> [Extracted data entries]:

-- Start --

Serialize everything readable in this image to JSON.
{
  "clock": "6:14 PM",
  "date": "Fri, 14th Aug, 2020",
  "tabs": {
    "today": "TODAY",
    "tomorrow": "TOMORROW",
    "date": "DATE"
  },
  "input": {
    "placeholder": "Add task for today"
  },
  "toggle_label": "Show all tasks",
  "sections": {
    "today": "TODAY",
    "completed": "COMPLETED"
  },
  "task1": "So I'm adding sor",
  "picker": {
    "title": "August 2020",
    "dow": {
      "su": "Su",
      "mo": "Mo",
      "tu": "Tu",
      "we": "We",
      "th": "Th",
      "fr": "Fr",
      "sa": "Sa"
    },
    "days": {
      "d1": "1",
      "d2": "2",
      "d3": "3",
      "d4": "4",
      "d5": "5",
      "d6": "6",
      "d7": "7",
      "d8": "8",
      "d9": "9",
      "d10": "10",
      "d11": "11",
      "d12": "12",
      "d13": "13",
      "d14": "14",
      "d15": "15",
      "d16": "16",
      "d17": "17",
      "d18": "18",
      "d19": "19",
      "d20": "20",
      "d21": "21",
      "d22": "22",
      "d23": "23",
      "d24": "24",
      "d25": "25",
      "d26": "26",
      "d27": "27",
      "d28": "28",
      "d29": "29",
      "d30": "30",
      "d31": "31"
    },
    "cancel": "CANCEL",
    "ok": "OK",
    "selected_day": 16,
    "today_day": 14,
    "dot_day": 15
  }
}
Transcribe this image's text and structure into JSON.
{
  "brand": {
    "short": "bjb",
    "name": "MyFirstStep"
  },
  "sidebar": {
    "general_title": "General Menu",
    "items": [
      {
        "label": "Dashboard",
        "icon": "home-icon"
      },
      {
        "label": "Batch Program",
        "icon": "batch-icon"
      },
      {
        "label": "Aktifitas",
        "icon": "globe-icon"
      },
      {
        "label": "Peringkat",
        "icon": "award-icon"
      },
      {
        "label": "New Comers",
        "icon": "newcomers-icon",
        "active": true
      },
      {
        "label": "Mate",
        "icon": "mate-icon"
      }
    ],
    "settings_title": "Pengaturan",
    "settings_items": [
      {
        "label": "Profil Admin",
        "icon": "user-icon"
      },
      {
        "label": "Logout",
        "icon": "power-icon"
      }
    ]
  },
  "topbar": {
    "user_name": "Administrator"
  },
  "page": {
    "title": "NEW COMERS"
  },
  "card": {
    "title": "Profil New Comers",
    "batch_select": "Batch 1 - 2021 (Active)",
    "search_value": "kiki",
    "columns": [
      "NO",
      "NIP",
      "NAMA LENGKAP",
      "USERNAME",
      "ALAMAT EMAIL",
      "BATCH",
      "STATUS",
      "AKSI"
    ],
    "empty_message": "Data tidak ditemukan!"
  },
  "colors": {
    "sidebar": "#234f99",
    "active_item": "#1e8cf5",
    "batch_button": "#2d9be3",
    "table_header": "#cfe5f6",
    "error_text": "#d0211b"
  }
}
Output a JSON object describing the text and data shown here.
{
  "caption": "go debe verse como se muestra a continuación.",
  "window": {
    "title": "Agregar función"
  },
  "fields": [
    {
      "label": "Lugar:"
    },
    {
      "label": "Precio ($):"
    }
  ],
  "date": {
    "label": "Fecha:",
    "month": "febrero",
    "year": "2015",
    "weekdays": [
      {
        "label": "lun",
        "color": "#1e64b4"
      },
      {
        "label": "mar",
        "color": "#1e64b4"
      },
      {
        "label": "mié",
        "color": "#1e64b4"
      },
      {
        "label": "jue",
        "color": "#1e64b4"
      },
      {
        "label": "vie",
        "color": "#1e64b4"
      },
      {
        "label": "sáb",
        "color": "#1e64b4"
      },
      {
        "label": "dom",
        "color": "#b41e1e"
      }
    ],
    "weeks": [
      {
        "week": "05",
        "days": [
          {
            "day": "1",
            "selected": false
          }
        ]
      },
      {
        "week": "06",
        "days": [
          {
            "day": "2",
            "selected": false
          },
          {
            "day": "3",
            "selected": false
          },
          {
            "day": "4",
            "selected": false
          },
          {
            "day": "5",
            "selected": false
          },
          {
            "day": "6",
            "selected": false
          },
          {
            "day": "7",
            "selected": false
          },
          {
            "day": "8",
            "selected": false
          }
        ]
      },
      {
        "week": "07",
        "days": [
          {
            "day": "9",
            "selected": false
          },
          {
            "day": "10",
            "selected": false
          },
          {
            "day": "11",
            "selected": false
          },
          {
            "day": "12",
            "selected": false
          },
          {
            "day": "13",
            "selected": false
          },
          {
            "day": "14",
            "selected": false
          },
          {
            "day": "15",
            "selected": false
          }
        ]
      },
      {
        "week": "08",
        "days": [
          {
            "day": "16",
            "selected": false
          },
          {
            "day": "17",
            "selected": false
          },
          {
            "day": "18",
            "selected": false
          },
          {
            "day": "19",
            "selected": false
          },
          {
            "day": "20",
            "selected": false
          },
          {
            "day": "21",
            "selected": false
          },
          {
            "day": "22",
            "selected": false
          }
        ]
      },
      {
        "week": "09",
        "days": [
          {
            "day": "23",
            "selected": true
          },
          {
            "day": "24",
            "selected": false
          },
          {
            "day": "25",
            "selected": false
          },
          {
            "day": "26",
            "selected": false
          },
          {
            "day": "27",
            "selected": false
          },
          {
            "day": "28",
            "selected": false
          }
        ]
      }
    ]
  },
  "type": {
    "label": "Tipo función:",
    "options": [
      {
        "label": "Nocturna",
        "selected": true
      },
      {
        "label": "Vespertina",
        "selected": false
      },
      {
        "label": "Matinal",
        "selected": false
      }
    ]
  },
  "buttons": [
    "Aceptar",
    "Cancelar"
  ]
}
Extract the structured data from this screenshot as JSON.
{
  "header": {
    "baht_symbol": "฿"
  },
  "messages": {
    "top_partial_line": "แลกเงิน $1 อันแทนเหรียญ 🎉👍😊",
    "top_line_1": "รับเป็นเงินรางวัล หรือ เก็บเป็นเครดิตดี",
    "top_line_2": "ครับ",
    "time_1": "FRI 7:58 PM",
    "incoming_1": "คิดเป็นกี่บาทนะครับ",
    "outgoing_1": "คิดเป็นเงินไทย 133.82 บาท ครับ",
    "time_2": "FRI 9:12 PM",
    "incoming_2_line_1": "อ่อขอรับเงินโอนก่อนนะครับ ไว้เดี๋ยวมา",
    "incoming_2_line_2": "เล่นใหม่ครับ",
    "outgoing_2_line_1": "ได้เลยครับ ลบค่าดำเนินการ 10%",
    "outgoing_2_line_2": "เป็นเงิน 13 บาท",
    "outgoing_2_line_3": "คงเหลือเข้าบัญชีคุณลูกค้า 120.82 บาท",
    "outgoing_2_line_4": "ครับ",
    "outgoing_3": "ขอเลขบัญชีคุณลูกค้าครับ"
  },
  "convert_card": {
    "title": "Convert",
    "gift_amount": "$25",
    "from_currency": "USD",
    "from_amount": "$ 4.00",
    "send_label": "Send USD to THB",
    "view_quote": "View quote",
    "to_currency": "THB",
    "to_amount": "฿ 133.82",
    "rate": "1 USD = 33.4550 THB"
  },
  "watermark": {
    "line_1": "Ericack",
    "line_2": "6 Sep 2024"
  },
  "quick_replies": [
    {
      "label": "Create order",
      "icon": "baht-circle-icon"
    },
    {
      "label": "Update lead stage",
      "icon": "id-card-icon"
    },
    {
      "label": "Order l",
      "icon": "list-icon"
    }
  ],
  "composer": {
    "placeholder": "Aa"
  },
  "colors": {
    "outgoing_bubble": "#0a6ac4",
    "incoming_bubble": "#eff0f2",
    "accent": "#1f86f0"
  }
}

-- End --

> [The request]: Extract the listing in its entirety, matching it exactly.

> [Result for this exercise]:
Serialize everything readable in this image to JSON.
{
  "clock": "6:14 PM",
  "date": "Fri, 14th Aug, 2020",
  "tabs": {
    "today": "TODAY",
    "tomorrow": "TOMORROW",
    "date": "DATE"
  },
  "input": {
    "placeholder": "Add task for today"
  },
  "toggle_label": "Show all tasks",
  "sections": {
    "today": "TODAY",
    "completed": "COMPLETED"
  },
  "task1": "So I'm adding sor",
  "picker": {
    "title": "August 2020",
    "dow": {
      "su": "Su",
      "mo": "Mo",
      "tu": "Tu",
      "we": "We",
      "th": "Th",
      "fr": "Fr",
      "sa": "Sa"
    },
    "days": {
      "d1": "1",
      "d2": "2",
      "d3": "3",
      "d4": "4",
      "d5": "5",
      "d6": "6",
      "d7": "7",
      "d8": "8",
      "d9": "9",
      "d10": "10",
      "d11": "11",
      "d12": "12",
      "d13": "13",
      "d14": "14",
      "d15": "15",
      "d16": "16",
      "d17": "17",
      "d18": "18",
      "d19": "19",
      "d20": "20",
      "d21": "21",
      "d22": "22",
      "d23": "23",
      "d24": "24",
      "d25": "25",
      "d26": "26",
      "d27": "27",
      "d28": "28",
      "d29": "29",
      "d30": "30",
      "d31": "31"
    },
    "cancel": "CANCEL",
    "ok": "OK",
    "selected_day": 16,
    "today_day": 14,
    "dot_day": 15
  }
}
Transcribe this image's text and structure into JSON.
{
  "brand": {
    "short": "bjb",
    "name": "MyFirstStep"
  },
  "sidebar": {
    "general_title": "General Menu",
    "items": [
      {
        "label": "Dashboard",
        "icon": "home-icon"
      },
      {
        "label": "Batch Program",
        "icon": "batch-icon"
      },
      {
        "label": "Aktifitas",
        "icon": "globe-icon"
      },
      {
        "label": "Peringkat",
        "icon": "award-icon"
      },
      {
        "label": "New Comers",
        "icon": "newcomers-icon",
        "active": true
      },
      {
        "label": "Mate",
        "icon": "mate-icon"
      }
    ],
    "settings_title": "Pengaturan",
    "settings_items": [
      {
        "label": "Profil Admin",
        "icon": "user-icon"
      },
      {
        "label": "Logout",
        "icon": "power-icon"
      }
    ]
  },
  "topbar": {
    "user_name": "Administrator"
  },
  "page": {
    "title": "NEW COMERS"
  },
  "card": {
    "title": "Profil New Comers",
    "batch_select": "Batch 1 - 2021 (Active)",
    "search_value": "kiki",
    "columns": [
      "NO",
      "NIP",
      "NAMA LENGKAP",
      "USERNAME",
      "ALAMAT EMAIL",
      "BATCH",
      "STATUS",
      "AKSI"
    ],
    "empty_message": "Data tidak ditemukan!"
  },
  "colors": {
    "sidebar": "#234f99",
    "active_item": "#1e8cf5",
    "batch_button": "#2d9be3",
    "table_header": "#cfe5f6",
    "error_text": "#d0211b"
  }
}
Output a JSON object describing the text and data shown here.
{
  "caption": "go debe verse como se muestra a continuación.",
  "window": {
    "title": "Agregar función"
  },
  "fields": [
    {
      "label": "Lugar:"
    },
    {
      "label": "Precio ($):"
    }
  ],
  "date": {
    "label": "Fecha:",
    "month": "febrero",
    "year": "2015",
    "weekdays": [
      {
        "label": "lun",
        "color": "#1e64b4"
      },
      {
        "label": "mar",
        "color": "#1e64b4"
      },
      {
        "label": "mié",
        "color": "#1e64b4"
      },
      {
        "label": "jue",
        "color": "#1e64b4"
      },
      {
        "label": "vie",
        "color": "#1e64b4"
      },
      {
        "label": "sáb",
        "color": "#1e64b4"
      },
      {
        "label": "dom",
        "color": "#b41e1e"
      }
    ],
    "weeks": [
      {
        "week": "05",
        "days": [
          {
            "day": "1",
            "selected": false
          }
        ]
      },
      {
        "week": "06",
        "days": [
          {
            "day": "2",
            "selected": false
          },
          {
            "day": "3",
            "selected": false
          },
          {
            "day": "4",
            "selected": false
          },
          {
            "day": "5",
            "selected": false
          },
          {
            "day": "6",
            "selected": false
          },
          {
            "day": "7",
            "selected": false
          },
          {
            "day": "8",
            "selected": false
          }
        ]
      },
      {
        "week": "07",
        "days": [
          {
            "day": "9",
            "selected": false
          },
          {
            "day": "10",
            "selected": false
          },
          {
            "day": "11",
            "selected": false
          },
          {
            "day": "12",
            "selected": false
          },
          {
            "day": "13",
            "selected": false
          },
          {
            "day": "14",
            "selected": false
          },
          {
            "day": "15",
            "selected": false
          }
        ]
      },
      {
        "week": "08",
        "days": [
          {
            "day": "16",
            "selected": false
          },
          {
            "day": "17",
            "selected": false
          },
          {
            "day": "18",
            "selected": false
          },
          {
            "day": "19",
            "selected": false
          },
          {
            "day": "20",
            "selected": false
          },
          {
            "day": "21",
            "selected": false
          },
          {
            "day": "22",
            "selected": false
          }
        ]
      },
      {
        "week": "09",
        "days": [
          {
            "day": "23",
            "selected": true
          },
          {
            "day": "24",
            "selected": false
          },
          {
            "day": "25",
            "selected": false
          },
          {
            "day": "26",
            "selected": false
          },
          {
            "day": "27",
            "selected": false
          },
          {
            "day": "28",
            "selected": false
          }
        ]
      }
    ]
  },
  "type": {
    "label": "Tipo función:",
    "options": [
      {
        "label": "Nocturna",
        "selected": true
      },
      {
        "label": "Vespertina",
        "selected": false
      },
      {
        "label": "Matinal",
        "selected": false
      }
    ]
  },
  "buttons": [
    "Aceptar",
    "Cancelar"
  ]
}
Extract the structured data from this screenshot as JSON.
{
  "header": {
    "baht_symbol": "฿"
  },
  "messages": {
    "top_partial_line": "แลกเงิน $1 อันแทนเหรียญ 🎉👍😊",
    "top_line_1": "รับเป็นเงินรางวัล หรือ เก็บเป็นเครดิตดี",
    "top_line_2": "ครับ",
    "time_1": "FRI 7:58 PM",
    "incoming_1": "คิดเป็นกี่บาทนะครับ",
    "outgoing_1": "คิดเป็นเงินไทย 133.82 บาท ครับ",
    "time_2": "FRI 9:12 PM",
    "incoming_2_line_1": "อ่อขอรับเงินโอนก่อนนะครับ ไว้เดี๋ยวมา",
    "incoming_2_line_2": "เล่นใหม่ครับ",
    "outgoing_2_line_1": "ได้เลยครับ ลบค่าดำเนินการ 10%",
    "outgoing_2_line_2": "เป็นเงิน 13 บาท",
    "outgoing_2_line_3": "คงเหลือเข้าบัญชีคุณลูกค้า 120.82 บาท",
    "outgoing_2_line_4": "ครับ",
    "outgoing_3": "ขอเลขบัญชีคุณลูกค้าครับ"
  },
  "convert_card": {
    "title": "Convert",
    "gift_amount": "$25",
    "from_currency": "USD",
    "from_amount": "$ 4.00",
    "send_label": "Send USD to THB",
    "view_quote": "View quote",
    "to_currency": "THB",
    "to_amount": "฿ 133.82",
    "rate": "1 USD = 33.4550 THB"
  },
  "watermark": {
    "line_1": "Ericack",
    "line_2": "6 Sep 2024"
  },
  "quick_replies": [
    {
      "label": "Create order",
      "icon": "baht-circle-icon"
    },
    {
      "label": "Update lead stage",
      "icon": "id-card-icon"
    },
    {
      "label": "Order l",
      "icon": "list-icon"
    }
  ],
  "composer": {
    "placeholder": "Aa"
  },
  "colors": {
    "outgoing_bubble": "#0a6ac4",
    "incoming_bubble": "#eff0f2",
    "accent": "#1f86f0"
  }
}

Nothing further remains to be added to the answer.